WHAT THE TASK ASKS:
Extract each line of the records below that contains the word "temp".

##############################

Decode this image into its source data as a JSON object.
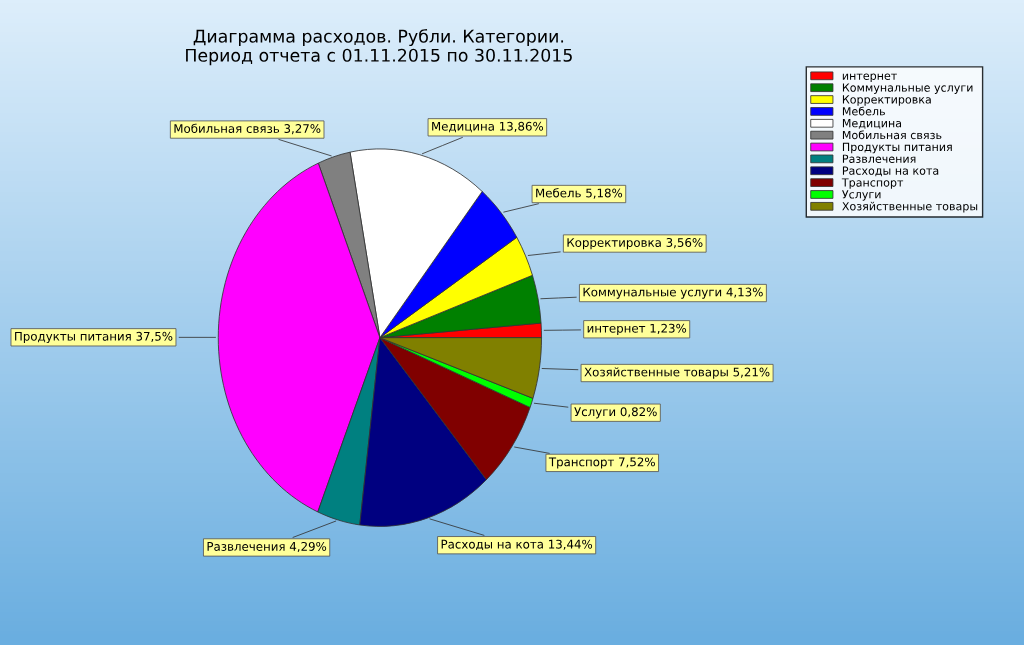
{
  "chart_data": {
    "type": "pie",
    "title": "Диаграмма расходов. Рубли. Категории.",
    "subtitle": "Период отчета с 01.11.2015 по 30.11.2015",
    "categories": [
      "интернет",
      "Коммунальные услуги",
      "Корректировка",
      "Мебель",
      "Медицина",
      "Мобильная связь",
      "Продукты питания",
      "Развлечения",
      "Расходы на кота",
      "Транспорт",
      "Услуги",
      "Хозяйственные товары"
    ],
    "values": [
      1.23,
      4.13,
      3.56,
      5.18,
      13.86,
      3.27,
      37.5,
      4.29,
      13.44,
      7.52,
      0.82,
      5.21
    ],
    "colors": [
      "#ff0000",
      "#008000",
      "#ffff00",
      "#0000ff",
      "#ffffff",
      "#808080",
      "#ff00ff",
      "#008080",
      "#000080",
      "#800000",
      "#00ff00",
      "#808000"
    ],
    "value_labels": [
      "интернет 1,23%",
      "Коммунальные услуги 4,13%",
      "Корректировка 3,56%",
      "Мебель 5,18%",
      "Медицина 13,86%",
      "Мобильная связь 3,27%",
      "Продукты питания 37,5%",
      "Развлечения 4,29%",
      "Расходы на кота 13,44%",
      "Транспорт 7,52%",
      "Услуги 0,82%",
      "Хозяйственные товары 5,21%"
    ],
    "legend": "top right"
  }
}
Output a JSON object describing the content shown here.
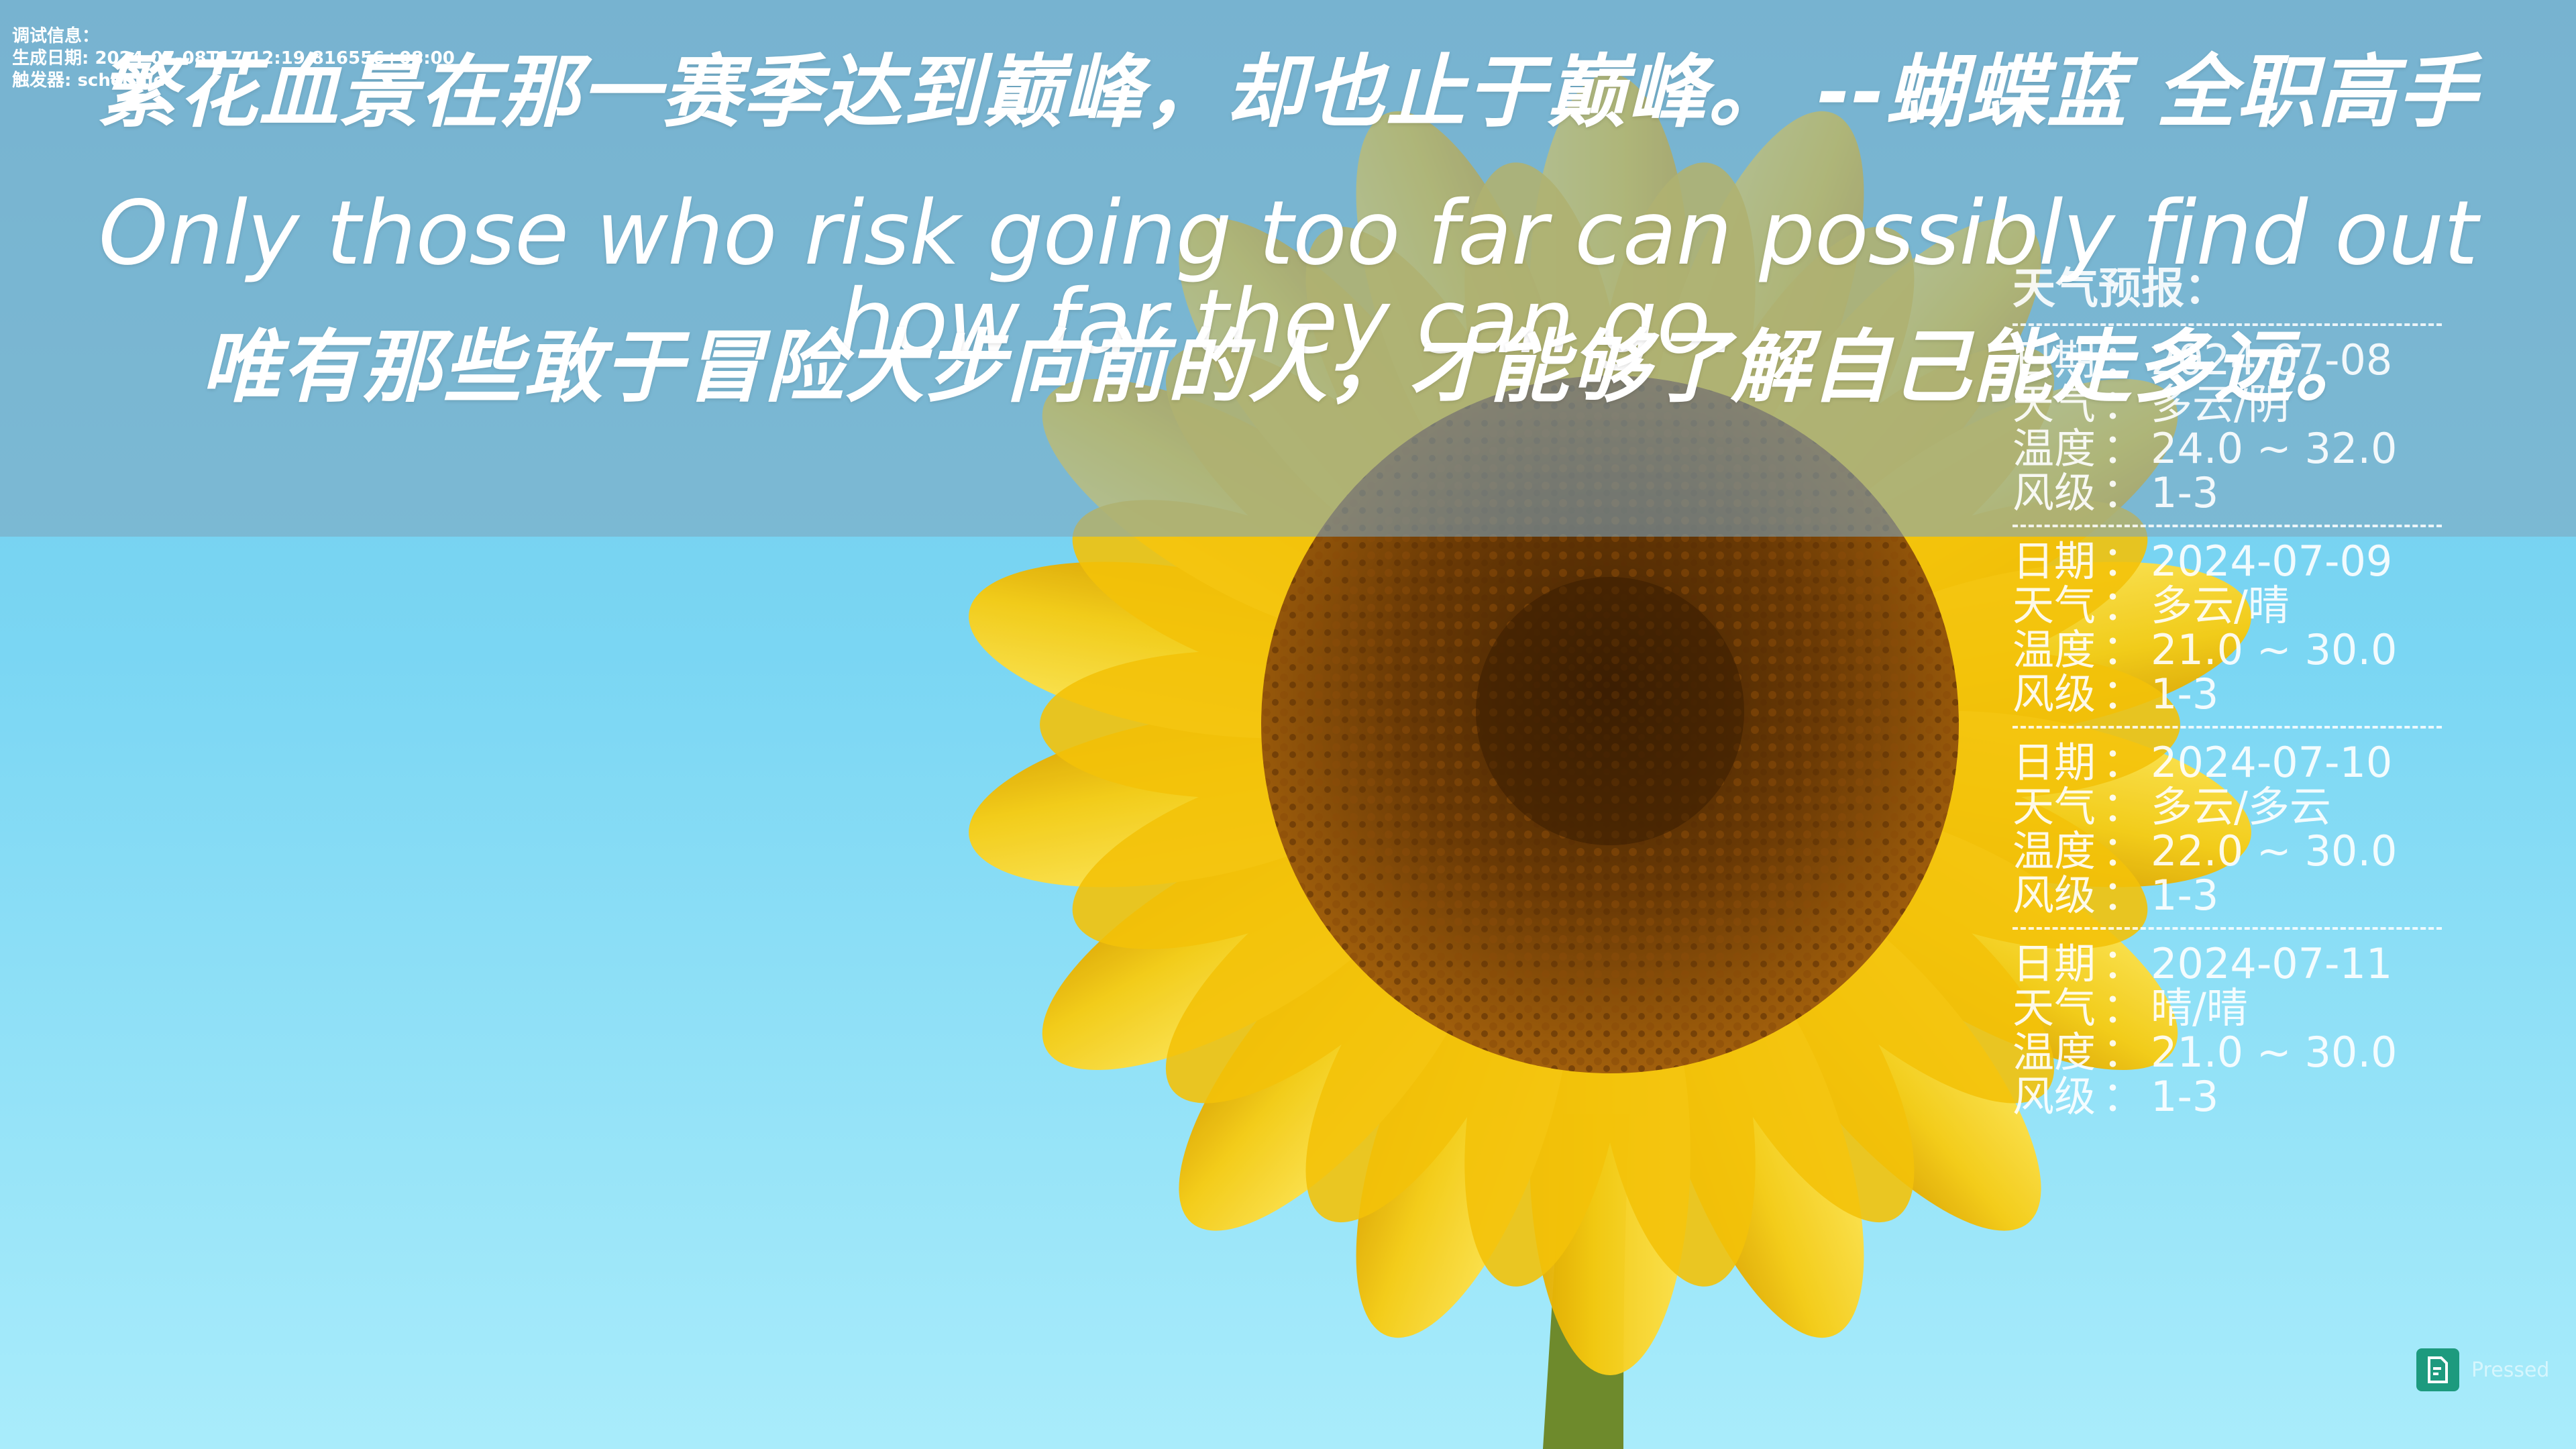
{
  "debug": {
    "line1": "调试信息：",
    "line2": "生成日期: 2024-07-08T17:12:19.816556+08:00",
    "line3": "触发器: schedule"
  },
  "quote": {
    "zh_line": "繁花血景在那一赛季达到巅峰，却也止于巅峰。 --蝴蝶蓝 全职高手",
    "en_line": "Only those who risk going too far can possibly find out how far they can go.",
    "zh_translation": "唯有那些敢于冒险大步向前的人，才能够了解自己能走多远。"
  },
  "weather": {
    "title": "天气预报：",
    "labels": {
      "date": "日期",
      "weather": "天气",
      "temp": "温度",
      "wind": "风级"
    },
    "colon": "：",
    "days": [
      {
        "date": "2024-07-08",
        "weather": "多云/阴",
        "temp": "24.0 ~ 32.0",
        "wind": "1-3"
      },
      {
        "date": "2024-07-09",
        "weather": "多云/晴",
        "temp": "21.0 ~ 30.0",
        "wind": "1-3"
      },
      {
        "date": "2024-07-10",
        "weather": "多云/多云",
        "temp": "22.0 ~ 30.0",
        "wind": "1-3"
      },
      {
        "date": "2024-07-11",
        "weather": "晴/晴",
        "temp": "21.0 ~ 30.0",
        "wind": "1-3"
      }
    ]
  },
  "watermark": {
    "text": "Pressed"
  },
  "colors": {
    "sky_top": "#6fc6ea",
    "sky_bottom": "#a9ecfb",
    "petal": "#f6cf12",
    "petal_dark": "#e7b400",
    "center": "#6b3a05",
    "stem": "#6e8a2c",
    "watermark_logo": "#1d9a7e"
  }
}
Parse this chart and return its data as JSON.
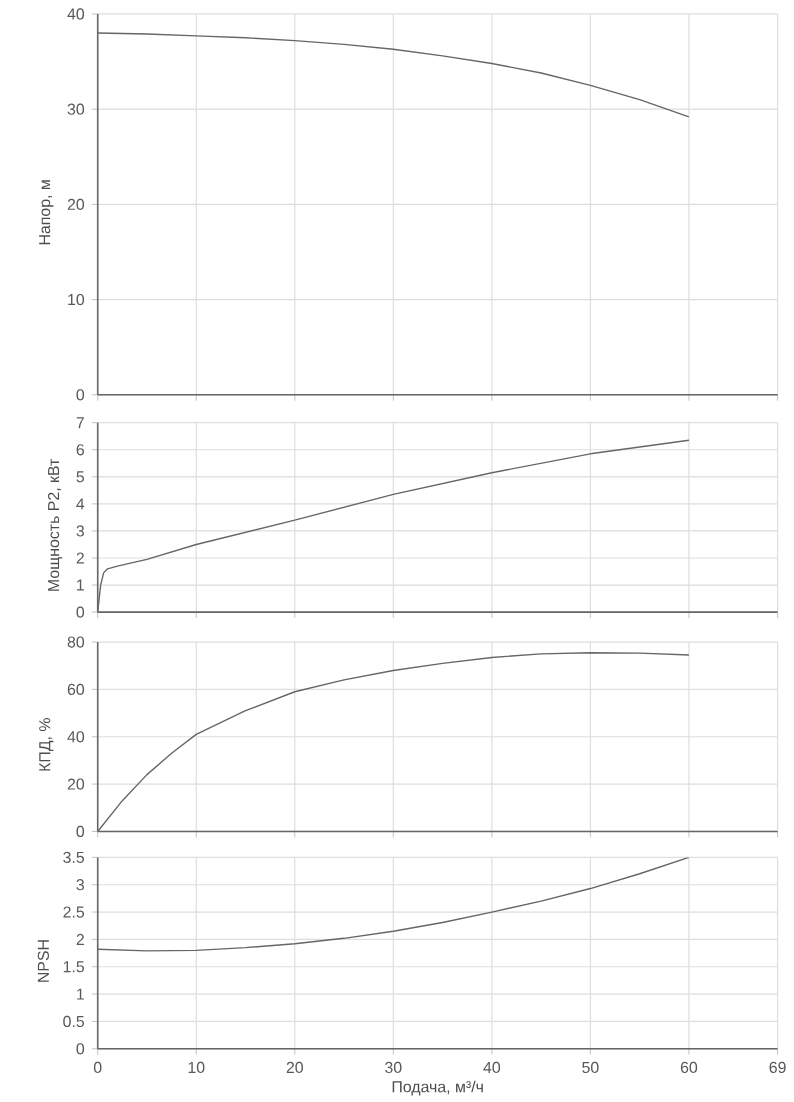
{
  "chart_data": [
    {
      "type": "line",
      "ylabel": "Напор, м",
      "xlim": [
        0,
        69
      ],
      "xticks": [
        0,
        10,
        20,
        30,
        40,
        50,
        60,
        69
      ],
      "ylim": [
        0,
        40
      ],
      "yticks": [
        0,
        10,
        20,
        30,
        40
      ],
      "grid": true,
      "tick_labels": "y",
      "series": [
        {
          "color": "#666666",
          "x": [
            0,
            5,
            10,
            15,
            20,
            25,
            30,
            35,
            40,
            45,
            50,
            55,
            60
          ],
          "values": [
            38.0,
            37.9,
            37.7,
            37.5,
            37.2,
            36.8,
            36.3,
            35.6,
            34.8,
            33.8,
            32.5,
            31.0,
            29.2
          ]
        }
      ]
    },
    {
      "type": "line",
      "ylabel": "Мощность P2, кВт",
      "xlim": [
        0,
        69
      ],
      "xticks": [
        0,
        10,
        20,
        30,
        40,
        50,
        60,
        69
      ],
      "ylim": [
        0,
        7
      ],
      "yticks": [
        0,
        1,
        2,
        3,
        4,
        5,
        6,
        7
      ],
      "grid": true,
      "tick_labels": "y",
      "series": [
        {
          "color": "#666666",
          "x": [
            0,
            0.3,
            0.6,
            1,
            2,
            5,
            10,
            20,
            30,
            40,
            50,
            55,
            60
          ],
          "values": [
            0,
            1.0,
            1.45,
            1.6,
            1.7,
            1.95,
            2.5,
            3.4,
            4.35,
            5.15,
            5.85,
            6.1,
            6.35
          ]
        }
      ]
    },
    {
      "type": "line",
      "ylabel": "КПД, %",
      "xlim": [
        0,
        69
      ],
      "xticks": [
        0,
        10,
        20,
        30,
        40,
        50,
        60,
        69
      ],
      "ylim": [
        0,
        80
      ],
      "yticks": [
        0,
        20,
        40,
        60,
        80
      ],
      "grid": true,
      "tick_labels": "y",
      "series": [
        {
          "color": "#666666",
          "x": [
            0,
            2.5,
            5,
            7.5,
            10,
            15,
            20,
            25,
            30,
            35,
            40,
            45,
            50,
            55,
            60
          ],
          "values": [
            0,
            13,
            24,
            33,
            41,
            51,
            59,
            64,
            68,
            71,
            73.5,
            75,
            75.5,
            75.3,
            74.5
          ]
        }
      ]
    },
    {
      "type": "line",
      "xlabel": "Подача, м³/ч",
      "ylabel": "NPSH",
      "xlim": [
        0,
        69
      ],
      "xticks": [
        0,
        10,
        20,
        30,
        40,
        50,
        60,
        69
      ],
      "ylim": [
        0,
        3.5
      ],
      "yticks": [
        0,
        0.5,
        1,
        1.5,
        2,
        2.5,
        3,
        3.5
      ],
      "grid": true,
      "series": [
        {
          "color": "#666666",
          "x": [
            0,
            5,
            10,
            15,
            20,
            25,
            30,
            35,
            40,
            45,
            50,
            55,
            60
          ],
          "values": [
            1.82,
            1.79,
            1.8,
            1.85,
            1.92,
            2.02,
            2.15,
            2.31,
            2.5,
            2.7,
            2.93,
            3.2,
            3.5
          ]
        }
      ]
    }
  ]
}
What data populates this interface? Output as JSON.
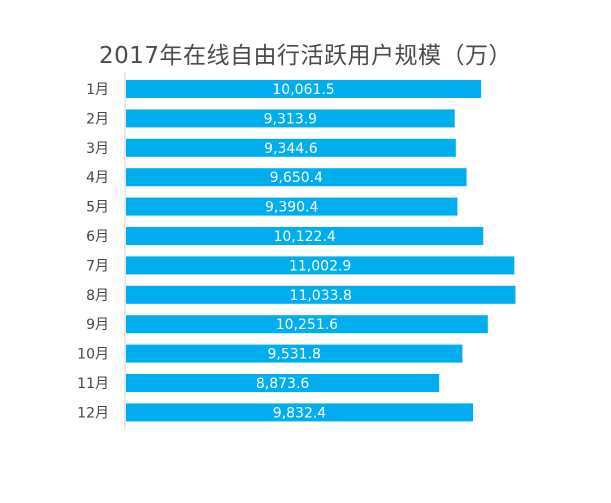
{
  "chart_data": {
    "type": "bar",
    "orientation": "horizontal",
    "title": "2017年在线自由行活跃用户规模（万）",
    "categories": [
      "1月",
      "2月",
      "3月",
      "4月",
      "5月",
      "6月",
      "7月",
      "8月",
      "9月",
      "10月",
      "11月",
      "12月"
    ],
    "values": [
      10061.5,
      9313.9,
      9344.6,
      9650.4,
      9390.4,
      10122.4,
      11002.9,
      11033.8,
      10251.6,
      9531.8,
      8873.6,
      9832.4
    ],
    "value_labels": [
      "10,061.5",
      "9,313.9",
      "9,344.6",
      "9,650.4",
      "9,390.4",
      "10,122.4",
      "11,002.9",
      "11,033.8",
      "10,251.6",
      "9,531.8",
      "8,873.6",
      "9,832.4"
    ],
    "xlabel": "",
    "ylabel": "",
    "xlim": [
      0,
      11900
    ],
    "grid": false,
    "bar_color": "#00AEEF",
    "label_color": "#FFFFFF"
  }
}
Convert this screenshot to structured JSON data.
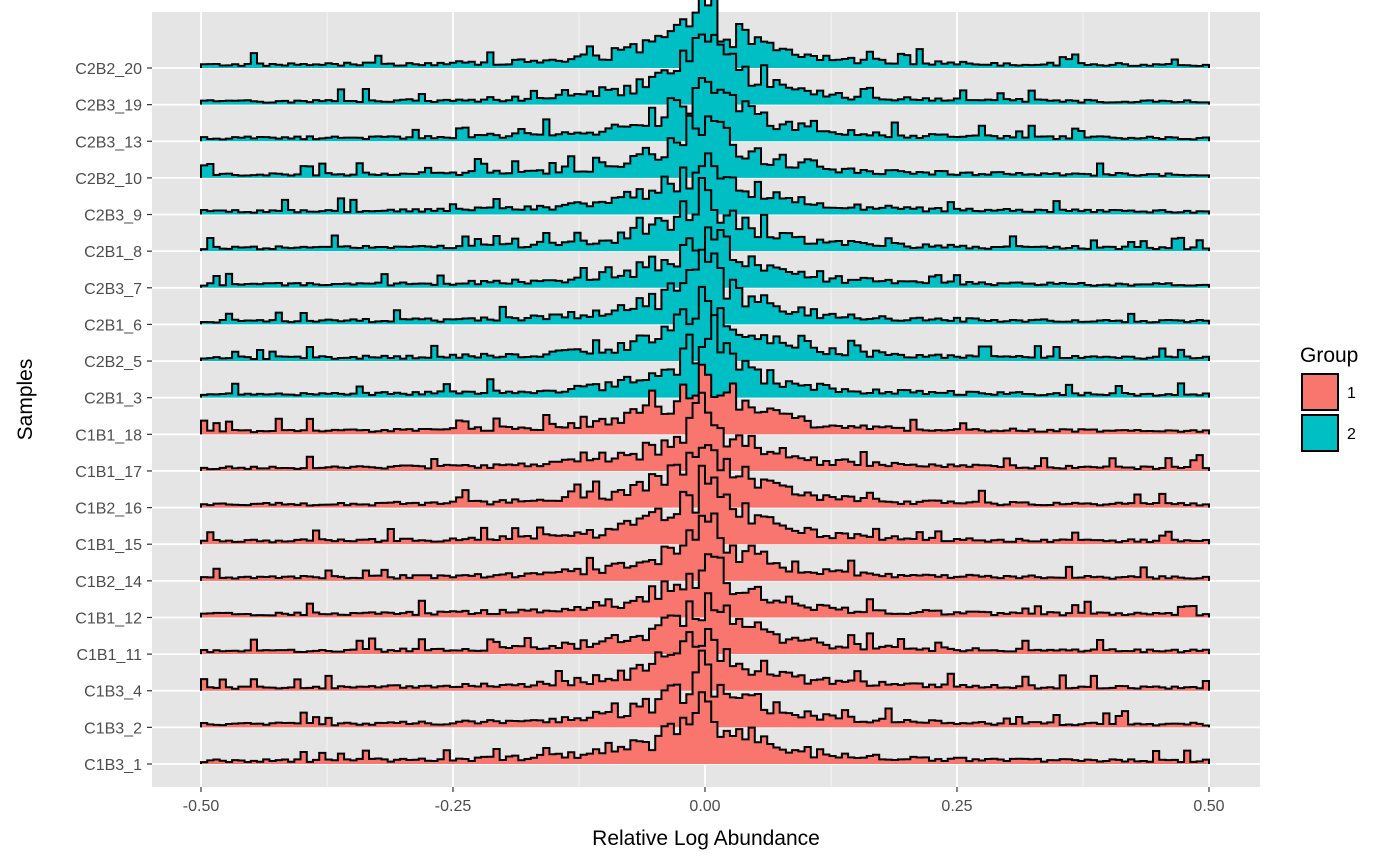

##############################

FINISHED ANSWER:
      "temp": "温度",
        "temp": "24.0 ~ 32.0",
        "temp": "21.0 ~ 30.0",
        "temp": "22.0 ~ 30.0",
        "temp": "21.0 ~ 30.0",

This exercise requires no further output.